>> Begin Input records
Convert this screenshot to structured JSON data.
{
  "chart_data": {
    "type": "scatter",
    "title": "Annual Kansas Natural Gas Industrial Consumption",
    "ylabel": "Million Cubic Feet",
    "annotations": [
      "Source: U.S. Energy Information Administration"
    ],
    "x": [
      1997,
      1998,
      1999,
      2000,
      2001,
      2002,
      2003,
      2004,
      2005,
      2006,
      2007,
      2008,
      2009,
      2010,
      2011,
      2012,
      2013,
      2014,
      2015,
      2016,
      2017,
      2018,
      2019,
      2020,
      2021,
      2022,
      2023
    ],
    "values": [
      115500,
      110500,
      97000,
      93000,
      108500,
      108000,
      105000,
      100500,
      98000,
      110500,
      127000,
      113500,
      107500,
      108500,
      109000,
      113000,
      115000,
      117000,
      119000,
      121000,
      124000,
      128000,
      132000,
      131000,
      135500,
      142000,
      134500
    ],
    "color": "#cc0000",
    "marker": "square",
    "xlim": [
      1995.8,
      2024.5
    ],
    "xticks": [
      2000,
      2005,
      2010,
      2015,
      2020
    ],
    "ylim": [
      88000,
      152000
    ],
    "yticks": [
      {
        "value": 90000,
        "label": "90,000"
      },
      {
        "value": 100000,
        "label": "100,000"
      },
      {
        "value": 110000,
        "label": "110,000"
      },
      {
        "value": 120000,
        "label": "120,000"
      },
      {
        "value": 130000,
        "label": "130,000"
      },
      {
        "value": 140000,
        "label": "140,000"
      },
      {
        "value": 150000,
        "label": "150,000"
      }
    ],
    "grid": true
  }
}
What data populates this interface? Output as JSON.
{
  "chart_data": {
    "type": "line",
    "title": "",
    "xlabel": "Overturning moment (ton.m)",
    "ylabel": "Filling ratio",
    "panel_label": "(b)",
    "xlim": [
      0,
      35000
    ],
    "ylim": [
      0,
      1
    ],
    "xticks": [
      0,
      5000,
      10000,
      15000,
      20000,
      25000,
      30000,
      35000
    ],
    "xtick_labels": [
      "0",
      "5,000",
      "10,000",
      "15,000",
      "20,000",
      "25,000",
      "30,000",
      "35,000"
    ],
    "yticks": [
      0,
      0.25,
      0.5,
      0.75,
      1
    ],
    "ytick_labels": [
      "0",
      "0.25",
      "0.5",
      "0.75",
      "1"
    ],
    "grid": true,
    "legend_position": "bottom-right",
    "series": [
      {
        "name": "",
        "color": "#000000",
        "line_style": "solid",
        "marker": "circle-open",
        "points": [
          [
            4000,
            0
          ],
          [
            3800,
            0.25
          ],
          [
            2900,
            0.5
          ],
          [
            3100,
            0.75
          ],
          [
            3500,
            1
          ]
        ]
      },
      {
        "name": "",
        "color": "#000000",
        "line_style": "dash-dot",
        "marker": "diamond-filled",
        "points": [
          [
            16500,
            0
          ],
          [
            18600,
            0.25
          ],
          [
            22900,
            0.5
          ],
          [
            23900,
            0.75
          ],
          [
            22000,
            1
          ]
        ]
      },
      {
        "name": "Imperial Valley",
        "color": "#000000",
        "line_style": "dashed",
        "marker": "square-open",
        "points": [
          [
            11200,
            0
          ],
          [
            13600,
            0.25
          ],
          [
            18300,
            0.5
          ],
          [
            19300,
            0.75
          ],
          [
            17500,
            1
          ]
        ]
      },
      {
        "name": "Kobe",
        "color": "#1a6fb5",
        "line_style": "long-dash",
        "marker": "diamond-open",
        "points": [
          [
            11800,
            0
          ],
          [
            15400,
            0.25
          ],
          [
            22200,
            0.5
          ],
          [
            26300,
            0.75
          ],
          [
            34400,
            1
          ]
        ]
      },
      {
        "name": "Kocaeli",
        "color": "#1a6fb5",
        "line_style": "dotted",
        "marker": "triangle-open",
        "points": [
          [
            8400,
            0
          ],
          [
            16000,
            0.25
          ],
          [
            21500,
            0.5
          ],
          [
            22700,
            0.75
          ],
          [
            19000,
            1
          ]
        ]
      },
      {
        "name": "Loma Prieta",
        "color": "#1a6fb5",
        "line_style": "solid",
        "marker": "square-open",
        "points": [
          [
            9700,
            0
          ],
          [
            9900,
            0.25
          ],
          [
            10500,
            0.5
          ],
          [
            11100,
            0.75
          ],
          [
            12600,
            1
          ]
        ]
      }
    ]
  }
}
>> End Input records
* Instructions for the task *
Give the listing again, word for word.

* Task response *
Convert this screenshot to structured JSON data.
{
  "chart_data": {
    "type": "scatter",
    "title": "Annual Kansas Natural Gas Industrial Consumption",
    "ylabel": "Million Cubic Feet",
    "annotations": [
      "Source: U.S. Energy Information Administration"
    ],
    "x": [
      1997,
      1998,
      1999,
      2000,
      2001,
      2002,
      2003,
      2004,
      2005,
      2006,
      2007,
      2008,
      2009,
      2010,
      2011,
      2012,
      2013,
      2014,
      2015,
      2016,
      2017,
      2018,
      2019,
      2020,
      2021,
      2022,
      2023
    ],
    "values": [
      115500,
      110500,
      97000,
      93000,
      108500,
      108000,
      105000,
      100500,
      98000,
      110500,
      127000,
      113500,
      107500,
      108500,
      109000,
      113000,
      115000,
      117000,
      119000,
      121000,
      124000,
      128000,
      132000,
      131000,
      135500,
      142000,
      134500
    ],
    "color": "#cc0000",
    "marker": "square",
    "xlim": [
      1995.8,
      2024.5
    ],
    "xticks": [
      2000,
      2005,
      2010,
      2015,
      2020
    ],
    "ylim": [
      88000,
      152000
    ],
    "yticks": [
      {
        "value": 90000,
        "label": "90,000"
      },
      {
        "value": 100000,
        "label": "100,000"
      },
      {
        "value": 110000,
        "label": "110,000"
      },
      {
        "value": 120000,
        "label": "120,000"
      },
      {
        "value": 130000,
        "label": "130,000"
      },
      {
        "value": 140000,
        "label": "140,000"
      },
      {
        "value": 150000,
        "label": "150,000"
      }
    ],
    "grid": true
  }
}
What data populates this interface? Output as JSON.
{
  "chart_data": {
    "type": "line",
    "title": "",
    "xlabel": "Overturning moment (ton.m)",
    "ylabel": "Filling ratio",
    "panel_label": "(b)",
    "xlim": [
      0,
      35000
    ],
    "ylim": [
      0,
      1
    ],
    "xticks": [
      0,
      5000,
      10000,
      15000,
      20000,
      25000,
      30000,
      35000
    ],
    "xtick_labels": [
      "0",
      "5,000",
      "10,000",
      "15,000",
      "20,000",
      "25,000",
      "30,000",
      "35,000"
    ],
    "yticks": [
      0,
      0.25,
      0.5,
      0.75,
      1
    ],
    "ytick_labels": [
      "0",
      "0.25",
      "0.5",
      "0.75",
      "1"
    ],
    "grid": true,
    "legend_position": "bottom-right",
    "series": [
      {
        "name": "",
        "color": "#000000",
        "line_style": "solid",
        "marker": "circle-open",
        "points": [
          [
            4000,
            0
          ],
          [
            3800,
            0.25
          ],
          [
            2900,
            0.5
          ],
          [
            3100,
            0.75
          ],
          [
            3500,
            1
          ]
        ]
      },
      {
        "name": "",
        "color": "#000000",
        "line_style": "dash-dot",
        "marker": "diamond-filled",
        "points": [
          [
            16500,
            0
          ],
          [
            18600,
            0.25
          ],
          [
            22900,
            0.5
          ],
          [
            23900,
            0.75
          ],
          [
            22000,
            1
          ]
        ]
      },
      {
        "name": "Imperial Valley",
        "color": "#000000",
        "line_style": "dashed",
        "marker": "square-open",
        "points": [
          [
            11200,
            0
          ],
          [
            13600,
            0.25
          ],
          [
            18300,
            0.5
          ],
          [
            19300,
            0.75
          ],
          [
            17500,
            1
          ]
        ]
      },
      {
        "name": "Kobe",
        "color": "#1a6fb5",
        "line_style": "long-dash",
        "marker": "diamond-open",
        "points": [
          [
            11800,
            0
          ],
          [
            15400,
            0.25
          ],
          [
            22200,
            0.5
          ],
          [
            26300,
            0.75
          ],
          [
            34400,
            1
          ]
        ]
      },
      {
        "name": "Kocaeli",
        "color": "#1a6fb5",
        "line_style": "dotted",
        "marker": "triangle-open",
        "points": [
          [
            8400,
            0
          ],
          [
            16000,
            0.25
          ],
          [
            21500,
            0.5
          ],
          [
            22700,
            0.75
          ],
          [
            19000,
            1
          ]
        ]
      },
      {
        "name": "Loma Prieta",
        "color": "#1a6fb5",
        "line_style": "solid",
        "marker": "square-open",
        "points": [
          [
            9700,
            0
          ],
          [
            9900,
            0.25
          ],
          [
            10500,
            0.5
          ],
          [
            11100,
            0.75
          ],
          [
            12600,
            1
          ]
        ]
      }
    ]
  }
}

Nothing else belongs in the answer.